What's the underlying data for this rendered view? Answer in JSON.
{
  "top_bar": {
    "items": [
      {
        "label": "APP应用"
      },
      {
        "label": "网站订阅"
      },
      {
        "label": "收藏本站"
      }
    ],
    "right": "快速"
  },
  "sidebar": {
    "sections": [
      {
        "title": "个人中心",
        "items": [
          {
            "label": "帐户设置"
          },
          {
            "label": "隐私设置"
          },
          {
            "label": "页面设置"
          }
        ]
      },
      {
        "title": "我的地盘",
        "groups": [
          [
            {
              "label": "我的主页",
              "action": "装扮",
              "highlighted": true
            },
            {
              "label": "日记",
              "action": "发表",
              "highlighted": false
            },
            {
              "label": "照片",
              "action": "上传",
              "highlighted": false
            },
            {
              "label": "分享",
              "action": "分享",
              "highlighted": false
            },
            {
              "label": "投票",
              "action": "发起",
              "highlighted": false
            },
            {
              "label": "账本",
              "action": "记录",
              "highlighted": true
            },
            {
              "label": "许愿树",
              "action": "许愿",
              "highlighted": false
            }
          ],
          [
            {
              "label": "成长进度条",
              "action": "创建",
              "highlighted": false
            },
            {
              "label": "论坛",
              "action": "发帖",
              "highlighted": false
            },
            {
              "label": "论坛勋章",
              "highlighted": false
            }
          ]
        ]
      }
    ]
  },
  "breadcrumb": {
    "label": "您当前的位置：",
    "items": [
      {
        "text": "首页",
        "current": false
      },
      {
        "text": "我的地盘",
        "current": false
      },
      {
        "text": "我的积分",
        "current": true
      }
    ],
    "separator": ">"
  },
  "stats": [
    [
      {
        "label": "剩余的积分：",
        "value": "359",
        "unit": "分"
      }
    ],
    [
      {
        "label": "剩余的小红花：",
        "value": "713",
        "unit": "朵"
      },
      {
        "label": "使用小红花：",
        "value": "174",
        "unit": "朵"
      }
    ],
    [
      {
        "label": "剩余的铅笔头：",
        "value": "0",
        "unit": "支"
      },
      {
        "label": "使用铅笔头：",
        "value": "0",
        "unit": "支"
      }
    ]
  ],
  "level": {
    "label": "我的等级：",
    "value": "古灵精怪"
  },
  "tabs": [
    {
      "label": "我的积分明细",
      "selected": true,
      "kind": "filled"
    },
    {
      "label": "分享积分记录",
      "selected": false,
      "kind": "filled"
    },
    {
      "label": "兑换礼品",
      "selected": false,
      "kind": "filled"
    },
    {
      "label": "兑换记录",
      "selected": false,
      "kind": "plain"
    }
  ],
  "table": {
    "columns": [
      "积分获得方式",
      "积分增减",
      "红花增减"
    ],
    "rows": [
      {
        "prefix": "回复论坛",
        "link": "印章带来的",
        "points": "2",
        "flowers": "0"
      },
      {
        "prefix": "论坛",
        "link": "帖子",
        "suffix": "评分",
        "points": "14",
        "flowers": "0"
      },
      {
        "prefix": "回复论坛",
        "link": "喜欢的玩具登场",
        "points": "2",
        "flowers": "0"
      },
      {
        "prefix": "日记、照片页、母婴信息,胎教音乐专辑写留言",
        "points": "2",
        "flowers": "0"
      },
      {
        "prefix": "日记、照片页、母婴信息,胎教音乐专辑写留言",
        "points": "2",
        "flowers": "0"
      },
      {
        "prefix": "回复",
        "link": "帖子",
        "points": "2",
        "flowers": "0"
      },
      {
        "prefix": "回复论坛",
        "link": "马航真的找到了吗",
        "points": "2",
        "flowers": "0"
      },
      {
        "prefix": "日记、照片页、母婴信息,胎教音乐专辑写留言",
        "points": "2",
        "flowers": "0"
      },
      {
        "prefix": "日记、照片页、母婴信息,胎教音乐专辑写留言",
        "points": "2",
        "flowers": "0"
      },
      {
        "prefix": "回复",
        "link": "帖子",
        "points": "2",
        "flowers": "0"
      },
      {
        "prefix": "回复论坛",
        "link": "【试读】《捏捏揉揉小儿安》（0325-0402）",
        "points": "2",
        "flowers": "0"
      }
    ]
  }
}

==========

Do this: Repeat the records above exactly, from the first line to the last.

Worked solution:
What's the underlying data for this rendered view? Answer in JSON.
{
  "top_bar": {
    "items": [
      {
        "label": "APP应用"
      },
      {
        "label": "网站订阅"
      },
      {
        "label": "收藏本站"
      }
    ],
    "right": "快速"
  },
  "sidebar": {
    "sections": [
      {
        "title": "个人中心",
        "items": [
          {
            "label": "帐户设置"
          },
          {
            "label": "隐私设置"
          },
          {
            "label": "页面设置"
          }
        ]
      },
      {
        "title": "我的地盘",
        "groups": [
          [
            {
              "label": "我的主页",
              "action": "装扮",
              "highlighted": true
            },
            {
              "label": "日记",
              "action": "发表",
              "highlighted": false
            },
            {
              "label": "照片",
              "action": "上传",
              "highlighted": false
            },
            {
              "label": "分享",
              "action": "分享",
              "highlighted": false
            },
            {
              "label": "投票",
              "action": "发起",
              "highlighted": false
            },
            {
              "label": "账本",
              "action": "记录",
              "highlighted": true
            },
            {
              "label": "许愿树",
              "action": "许愿",
              "highlighted": false
            }
          ],
          [
            {
              "label": "成长进度条",
              "action": "创建",
              "highlighted": false
            },
            {
              "label": "论坛",
              "action": "发帖",
              "highlighted": false
            },
            {
              "label": "论坛勋章",
              "highlighted": false
            }
          ]
        ]
      }
    ]
  },
  "breadcrumb": {
    "label": "您当前的位置：",
    "items": [
      {
        "text": "首页",
        "current": false
      },
      {
        "text": "我的地盘",
        "current": false
      },
      {
        "text": "我的积分",
        "current": true
      }
    ],
    "separator": ">"
  },
  "stats": [
    [
      {
        "label": "剩余的积分：",
        "value": "359",
        "unit": "分"
      }
    ],
    [
      {
        "label": "剩余的小红花：",
        "value": "713",
        "unit": "朵"
      },
      {
        "label": "使用小红花：",
        "value": "174",
        "unit": "朵"
      }
    ],
    [
      {
        "label": "剩余的铅笔头：",
        "value": "0",
        "unit": "支"
      },
      {
        "label": "使用铅笔头：",
        "value": "0",
        "unit": "支"
      }
    ]
  ],
  "level": {
    "label": "我的等级：",
    "value": "古灵精怪"
  },
  "tabs": [
    {
      "label": "我的积分明细",
      "selected": true,
      "kind": "filled"
    },
    {
      "label": "分享积分记录",
      "selected": false,
      "kind": "filled"
    },
    {
      "label": "兑换礼品",
      "selected": false,
      "kind": "filled"
    },
    {
      "label": "兑换记录",
      "selected": false,
      "kind": "plain"
    }
  ],
  "table": {
    "columns": [
      "积分获得方式",
      "积分增减",
      "红花增减"
    ],
    "rows": [
      {
        "prefix": "回复论坛",
        "link": "印章带来的",
        "points": "2",
        "flowers": "0"
      },
      {
        "prefix": "论坛",
        "link": "帖子",
        "suffix": "评分",
        "points": "14",
        "flowers": "0"
      },
      {
        "prefix": "回复论坛",
        "link": "喜欢的玩具登场",
        "points": "2",
        "flowers": "0"
      },
      {
        "prefix": "日记、照片页、母婴信息,胎教音乐专辑写留言",
        "points": "2",
        "flowers": "0"
      },
      {
        "prefix": "日记、照片页、母婴信息,胎教音乐专辑写留言",
        "points": "2",
        "flowers": "0"
      },
      {
        "prefix": "回复",
        "link": "帖子",
        "points": "2",
        "flowers": "0"
      },
      {
        "prefix": "回复论坛",
        "link": "马航真的找到了吗",
        "points": "2",
        "flowers": "0"
      },
      {
        "prefix": "日记、照片页、母婴信息,胎教音乐专辑写留言",
        "points": "2",
        "flowers": "0"
      },
      {
        "prefix": "日记、照片页、母婴信息,胎教音乐专辑写留言",
        "points": "2",
        "flowers": "0"
      },
      {
        "prefix": "回复",
        "link": "帖子",
        "points": "2",
        "flowers": "0"
      },
      {
        "prefix": "回复论坛",
        "link": "【试读】《捏捏揉揉小儿安》（0325-0402）",
        "points": "2",
        "flowers": "0"
      }
    ]
  }
}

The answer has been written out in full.